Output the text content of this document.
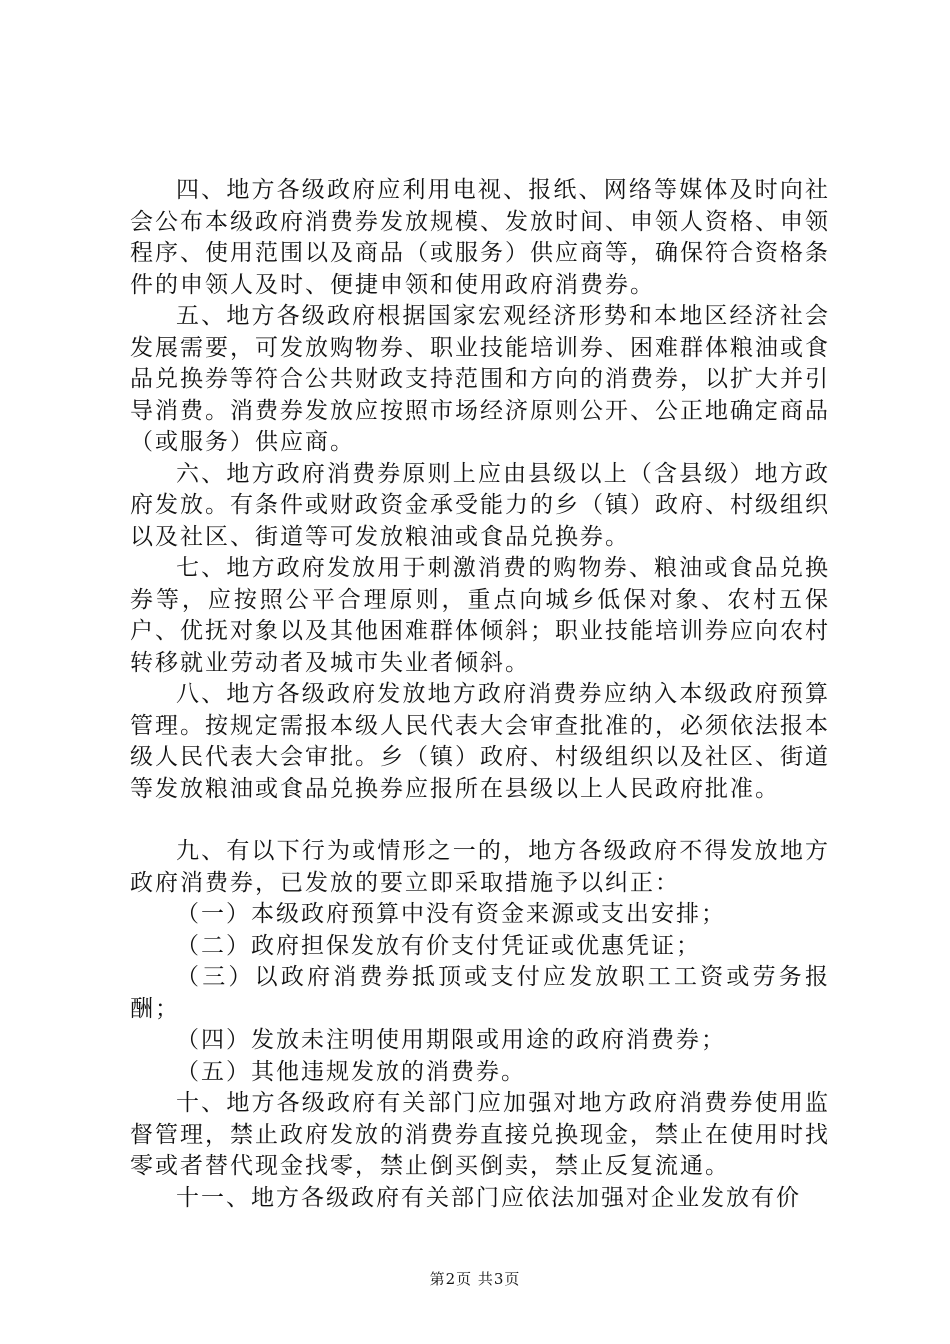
四、地方各级政府应利用电视、报纸、网络等媒体及时向社会公布本级政府消费券发放规模、发放时间、申领人资格、申领程序、使用范围以及商品（或服务）供应商等，确保符合资格条件的申领人及时、便捷申领和使用政府消费券。

五、地方各级政府根据国家宏观经济形势和本地区经济社会发展需要，可发放购物券、职业技能培训券、困难群体粮油或食品兑换券等符合公共财政支持范围和方向的消费券，以扩大并引导消费。消费券发放应按照市场经济原则公开、公正地确定商品（或服务）供应商。

六、地方政府消费券原则上应由县级以上（含县级）地方政府发放。有条件或财政资金承受能力的乡（镇）政府、村级组织以及社区、街道等可发放粮油或食品兑换券。

七、地方政府发放用于刺激消费的购物券、粮油或食品兑换券等，应按照公平合理原则，重点向城乡低保对象、农村五保户、优抚对象以及其他困难群体倾斜；职业技能培训券应向农村转移就业劳动者及城市失业者倾斜。

八、地方各级政府发放地方政府消费券应纳入本级政府预算管理。按规定需报本级人民代表大会审查批准的，必须依法报本级人民代表大会审批。乡（镇）政府、村级组织以及社区、街道等发放粮油或食品兑换券应报所在县级以上人民政府批准。

九、有以下行为或情形之一的，地方各级政府不得发放地方政府消费券，已发放的要立即采取措施予以纠正：

（一）本级政府预算中没有资金来源或支出安排；

（二）政府担保发放有价支付凭证或优惠凭证；

（三）以政府消费券抵顶或支付应发放职工工资或劳务报酬；

（四）发放未注明使用期限或用途的政府消费券；

（五）其他违规发放的消费券。

十、地方各级政府有关部门应加强对地方政府消费券使用监督管理，禁止政府发放的消费券直接兑换现金，禁止在使用时找零或者替代现金找零，禁止倒买倒卖，禁止反复流通。

十一、地方各级政府有关部门应依法加强对企业发放有价

第2页 共3页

TASK STATEMENT: Print all of the entries word for word. Skip any images they contain.

REPLY TO THE EXERCISE:
Output the text content of this document.
四、地方各级政府应利用电视、报纸、网络等媒体及时向社会公布本级政府消费券发放规模、发放时间、申领人资格、申领程序、使用范围以及商品（或服务）供应商等，确保符合资格条件的申领人及时、便捷申领和使用政府消费券。

五、地方各级政府根据国家宏观经济形势和本地区经济社会发展需要，可发放购物券、职业技能培训券、困难群体粮油或食品兑换券等符合公共财政支持范围和方向的消费券，以扩大并引导消费。消费券发放应按照市场经济原则公开、公正地确定商品（或服务）供应商。

六、地方政府消费券原则上应由县级以上（含县级）地方政府发放。有条件或财政资金承受能力的乡（镇）政府、村级组织以及社区、街道等可发放粮油或食品兑换券。

七、地方政府发放用于刺激消费的购物券、粮油或食品兑换券等，应按照公平合理原则，重点向城乡低保对象、农村五保户、优抚对象以及其他困难群体倾斜；职业技能培训券应向农村转移就业劳动者及城市失业者倾斜。

八、地方各级政府发放地方政府消费券应纳入本级政府预算管理。按规定需报本级人民代表大会审查批准的，必须依法报本级人民代表大会审批。乡（镇）政府、村级组织以及社区、街道等发放粮油或食品兑换券应报所在县级以上人民政府批准。

九、有以下行为或情形之一的，地方各级政府不得发放地方政府消费券，已发放的要立即采取措施予以纠正：

（一）本级政府预算中没有资金来源或支出安排；

（二）政府担保发放有价支付凭证或优惠凭证；

（三）以政府消费券抵顶或支付应发放职工工资或劳务报酬；

（四）发放未注明使用期限或用途的政府消费券；

（五）其他违规发放的消费券。

十、地方各级政府有关部门应加强对地方政府消费券使用监督管理，禁止政府发放的消费券直接兑换现金，禁止在使用时找零或者替代现金找零，禁止倒买倒卖，禁止反复流通。

十一、地方各级政府有关部门应依法加强对企业发放有价

第2页 共3页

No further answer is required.